Written request —
Copy the entries below exactly. Images do not belong in the copy.

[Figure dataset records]
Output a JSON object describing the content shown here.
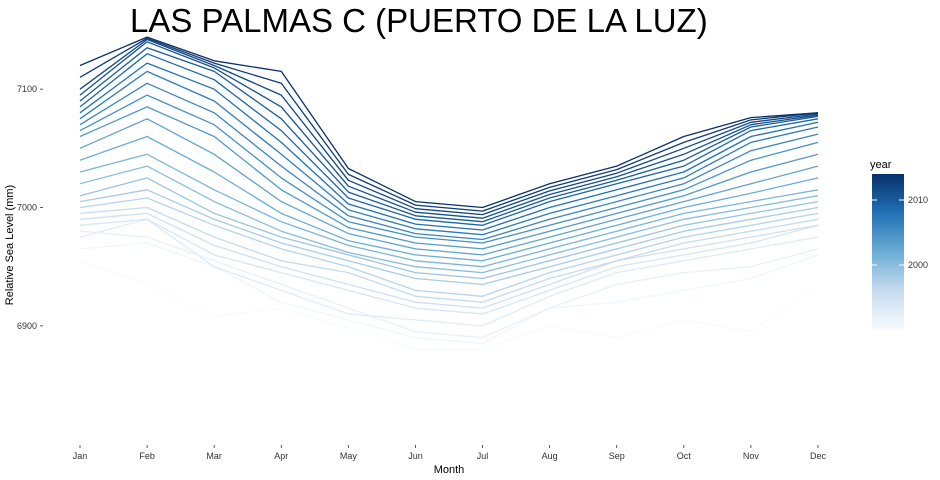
{
  "chart_data": {
    "type": "line",
    "title": "LAS PALMAS C (PUERTO DE LA LUZ)",
    "xlabel": "Month",
    "ylabel": "Relative Sea Level (mm)",
    "categories": [
      "Jan",
      "Feb",
      "Mar",
      "Apr",
      "May",
      "Jun",
      "Jul",
      "Aug",
      "Sep",
      "Oct",
      "Nov",
      "Dec"
    ],
    "ylim": [
      6812,
      7150
    ],
    "yticks": [
      6900,
      7000,
      7100
    ],
    "ytick_labels": [
      "6900",
      "7000",
      "7100"
    ],
    "grid": false,
    "legend": {
      "title": "year",
      "placement": "right",
      "ticks": [
        2000,
        2010
      ],
      "tick_labels": [
        "2000",
        "2010"
      ],
      "range": [
        1990,
        2014
      ],
      "color_low": "#f7fbff",
      "color_high": "#08306b"
    },
    "series": [
      {
        "year": 1990,
        "values": [
          6955,
          6935,
          6908,
          6915,
          6898,
          6880,
          6880,
          6900,
          6890,
          6905,
          6895,
          6935
        ]
      },
      {
        "year": 1991,
        "values": [
          6965,
          6970,
          6950,
          6920,
          6905,
          6890,
          6885,
          6915,
          6920,
          6930,
          6940,
          6960
        ]
      },
      {
        "year": 1992,
        "values": [
          6980,
          6975,
          6955,
          6935,
          6915,
          6895,
          6890,
          6915,
          6935,
          6945,
          6950,
          6965
        ]
      },
      {
        "year": 1993,
        "values": [
          6975,
          6990,
          6950,
          6930,
          6910,
          6905,
          6900,
          6925,
          6945,
          6955,
          6965,
          6975
        ]
      },
      {
        "year": 1994,
        "values": [
          6985,
          6990,
          6960,
          6945,
          6930,
          6915,
          6910,
          6930,
          6950,
          6960,
          6970,
          6985
        ]
      },
      {
        "year": 1995,
        "values": [
          6990,
          6995,
          6968,
          6950,
          6935,
          6920,
          6915,
          6935,
          6955,
          6965,
          6975,
          6985
        ]
      },
      {
        "year": 1996,
        "values": [
          6995,
          7000,
          6975,
          6955,
          6945,
          6925,
          6920,
          6940,
          6955,
          6970,
          6980,
          6990
        ]
      },
      {
        "year": 1997,
        "values": [
          7000,
          7008,
          6985,
          6965,
          6950,
          6930,
          6925,
          6945,
          6960,
          6975,
          6985,
          6995
        ]
      },
      {
        "year": 1998,
        "values": [
          7005,
          7015,
          6990,
          6970,
          6955,
          6940,
          6935,
          6950,
          6965,
          6980,
          6990,
          7000
        ]
      },
      {
        "year": 1999,
        "values": [
          7010,
          7025,
          6995,
          6975,
          6960,
          6945,
          6940,
          6955,
          6970,
          6985,
          6995,
          7005
        ]
      },
      {
        "year": 2000,
        "values": [
          7020,
          7035,
          7005,
          6980,
          6962,
          6950,
          6945,
          6960,
          6975,
          6990,
          7000,
          7010
        ]
      },
      {
        "year": 2001,
        "values": [
          7030,
          7045,
          7015,
          6988,
          6968,
          6955,
          6950,
          6965,
          6980,
          6995,
          7005,
          7015
        ]
      },
      {
        "year": 2002,
        "values": [
          7040,
          7060,
          7030,
          6995,
          6972,
          6960,
          6955,
          6970,
          6985,
          7000,
          7012,
          7025
        ]
      },
      {
        "year": 2003,
        "values": [
          7050,
          7075,
          7045,
          7005,
          6978,
          6965,
          6960,
          6975,
          6990,
          7005,
          7020,
          7035
        ]
      },
      {
        "year": 2004,
        "values": [
          7060,
          7085,
          7060,
          7015,
          6983,
          6970,
          6965,
          6980,
          6995,
          7010,
          7030,
          7045
        ]
      },
      {
        "year": 2005,
        "values": [
          7065,
          7095,
          7070,
          7025,
          6988,
          6975,
          6970,
          6985,
          7000,
          7015,
          7040,
          7055
        ]
      },
      {
        "year": 2006,
        "values": [
          7070,
          7105,
          7080,
          7035,
          6993,
          6978,
          6973,
          6990,
          7005,
          7020,
          7048,
          7062
        ]
      },
      {
        "year": 2007,
        "values": [
          7075,
          7115,
          7090,
          7045,
          6998,
          6982,
          6977,
          6995,
          7010,
          7025,
          7055,
          7068
        ]
      },
      {
        "year": 2008,
        "values": [
          7080,
          7122,
          7100,
          7055,
          7003,
          6986,
          6981,
          7000,
          7015,
          7030,
          7060,
          7072
        ]
      },
      {
        "year": 2009,
        "values": [
          7085,
          7130,
          7108,
          7065,
          7008,
          6990,
          6985,
          7005,
          7020,
          7035,
          7065,
          7075
        ]
      },
      {
        "year": 2010,
        "values": [
          7090,
          7135,
          7115,
          7075,
          7013,
          6993,
          6988,
          7008,
          7023,
          7040,
          7068,
          7077
        ]
      },
      {
        "year": 2011,
        "values": [
          7095,
          7140,
          7118,
          7085,
          7018,
          6996,
          6991,
          7011,
          7026,
          7045,
          7070,
          7078
        ]
      },
      {
        "year": 2012,
        "values": [
          7100,
          7142,
          7120,
          7095,
          7023,
          6999,
          6994,
          7014,
          7029,
          7050,
          7072,
          7079
        ]
      },
      {
        "year": 2013,
        "values": [
          7110,
          7143,
          7122,
          7105,
          7028,
          7002,
          6997,
          7017,
          7032,
          7055,
          7074,
          7080
        ]
      },
      {
        "year": 2014,
        "values": [
          7120,
          7144,
          7124,
          7115,
          7033,
          7005,
          7000,
          7020,
          7035,
          7060,
          7076,
          7080
        ]
      }
    ]
  }
}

Answer to this problem —
Output a JSON object describing the content shown here.
{
  "chart_data": {
    "type": "line",
    "title": "LAS PALMAS C (PUERTO DE LA LUZ)",
    "xlabel": "Month",
    "ylabel": "Relative Sea Level (mm)",
    "categories": [
      "Jan",
      "Feb",
      "Mar",
      "Apr",
      "May",
      "Jun",
      "Jul",
      "Aug",
      "Sep",
      "Oct",
      "Nov",
      "Dec"
    ],
    "ylim": [
      6812,
      7150
    ],
    "yticks": [
      6900,
      7000,
      7100
    ],
    "ytick_labels": [
      "6900",
      "7000",
      "7100"
    ],
    "grid": false,
    "legend": {
      "title": "year",
      "placement": "right",
      "ticks": [
        2000,
        2010
      ],
      "tick_labels": [
        "2000",
        "2010"
      ],
      "range": [
        1990,
        2014
      ],
      "color_low": "#f7fbff",
      "color_high": "#08306b"
    },
    "series": [
      {
        "year": 1990,
        "values": [
          6955,
          6935,
          6908,
          6915,
          6898,
          6880,
          6880,
          6900,
          6890,
          6905,
          6895,
          6935
        ]
      },
      {
        "year": 1991,
        "values": [
          6965,
          6970,
          6950,
          6920,
          6905,
          6890,
          6885,
          6915,
          6920,
          6930,
          6940,
          6960
        ]
      },
      {
        "year": 1992,
        "values": [
          6980,
          6975,
          6955,
          6935,
          6915,
          6895,
          6890,
          6915,
          6935,
          6945,
          6950,
          6965
        ]
      },
      {
        "year": 1993,
        "values": [
          6975,
          6990,
          6950,
          6930,
          6910,
          6905,
          6900,
          6925,
          6945,
          6955,
          6965,
          6975
        ]
      },
      {
        "year": 1994,
        "values": [
          6985,
          6990,
          6960,
          6945,
          6930,
          6915,
          6910,
          6930,
          6950,
          6960,
          6970,
          6985
        ]
      },
      {
        "year": 1995,
        "values": [
          6990,
          6995,
          6968,
          6950,
          6935,
          6920,
          6915,
          6935,
          6955,
          6965,
          6975,
          6985
        ]
      },
      {
        "year": 1996,
        "values": [
          6995,
          7000,
          6975,
          6955,
          6945,
          6925,
          6920,
          6940,
          6955,
          6970,
          6980,
          6990
        ]
      },
      {
        "year": 1997,
        "values": [
          7000,
          7008,
          6985,
          6965,
          6950,
          6930,
          6925,
          6945,
          6960,
          6975,
          6985,
          6995
        ]
      },
      {
        "year": 1998,
        "values": [
          7005,
          7015,
          6990,
          6970,
          6955,
          6940,
          6935,
          6950,
          6965,
          6980,
          6990,
          7000
        ]
      },
      {
        "year": 1999,
        "values": [
          7010,
          7025,
          6995,
          6975,
          6960,
          6945,
          6940,
          6955,
          6970,
          6985,
          6995,
          7005
        ]
      },
      {
        "year": 2000,
        "values": [
          7020,
          7035,
          7005,
          6980,
          6962,
          6950,
          6945,
          6960,
          6975,
          6990,
          7000,
          7010
        ]
      },
      {
        "year": 2001,
        "values": [
          7030,
          7045,
          7015,
          6988,
          6968,
          6955,
          6950,
          6965,
          6980,
          6995,
          7005,
          7015
        ]
      },
      {
        "year": 2002,
        "values": [
          7040,
          7060,
          7030,
          6995,
          6972,
          6960,
          6955,
          6970,
          6985,
          7000,
          7012,
          7025
        ]
      },
      {
        "year": 2003,
        "values": [
          7050,
          7075,
          7045,
          7005,
          6978,
          6965,
          6960,
          6975,
          6990,
          7005,
          7020,
          7035
        ]
      },
      {
        "year": 2004,
        "values": [
          7060,
          7085,
          7060,
          7015,
          6983,
          6970,
          6965,
          6980,
          6995,
          7010,
          7030,
          7045
        ]
      },
      {
        "year": 2005,
        "values": [
          7065,
          7095,
          7070,
          7025,
          6988,
          6975,
          6970,
          6985,
          7000,
          7015,
          7040,
          7055
        ]
      },
      {
        "year": 2006,
        "values": [
          7070,
          7105,
          7080,
          7035,
          6993,
          6978,
          6973,
          6990,
          7005,
          7020,
          7048,
          7062
        ]
      },
      {
        "year": 2007,
        "values": [
          7075,
          7115,
          7090,
          7045,
          6998,
          6982,
          6977,
          6995,
          7010,
          7025,
          7055,
          7068
        ]
      },
      {
        "year": 2008,
        "values": [
          7080,
          7122,
          7100,
          7055,
          7003,
          6986,
          6981,
          7000,
          7015,
          7030,
          7060,
          7072
        ]
      },
      {
        "year": 2009,
        "values": [
          7085,
          7130,
          7108,
          7065,
          7008,
          6990,
          6985,
          7005,
          7020,
          7035,
          7065,
          7075
        ]
      },
      {
        "year": 2010,
        "values": [
          7090,
          7135,
          7115,
          7075,
          7013,
          6993,
          6988,
          7008,
          7023,
          7040,
          7068,
          7077
        ]
      },
      {
        "year": 2011,
        "values": [
          7095,
          7140,
          7118,
          7085,
          7018,
          6996,
          6991,
          7011,
          7026,
          7045,
          7070,
          7078
        ]
      },
      {
        "year": 2012,
        "values": [
          7100,
          7142,
          7120,
          7095,
          7023,
          6999,
          6994,
          7014,
          7029,
          7050,
          7072,
          7079
        ]
      },
      {
        "year": 2013,
        "values": [
          7110,
          7143,
          7122,
          7105,
          7028,
          7002,
          6997,
          7017,
          7032,
          7055,
          7074,
          7080
        ]
      },
      {
        "year": 2014,
        "values": [
          7120,
          7144,
          7124,
          7115,
          7033,
          7005,
          7000,
          7020,
          7035,
          7060,
          7076,
          7080
        ]
      }
    ]
  }
}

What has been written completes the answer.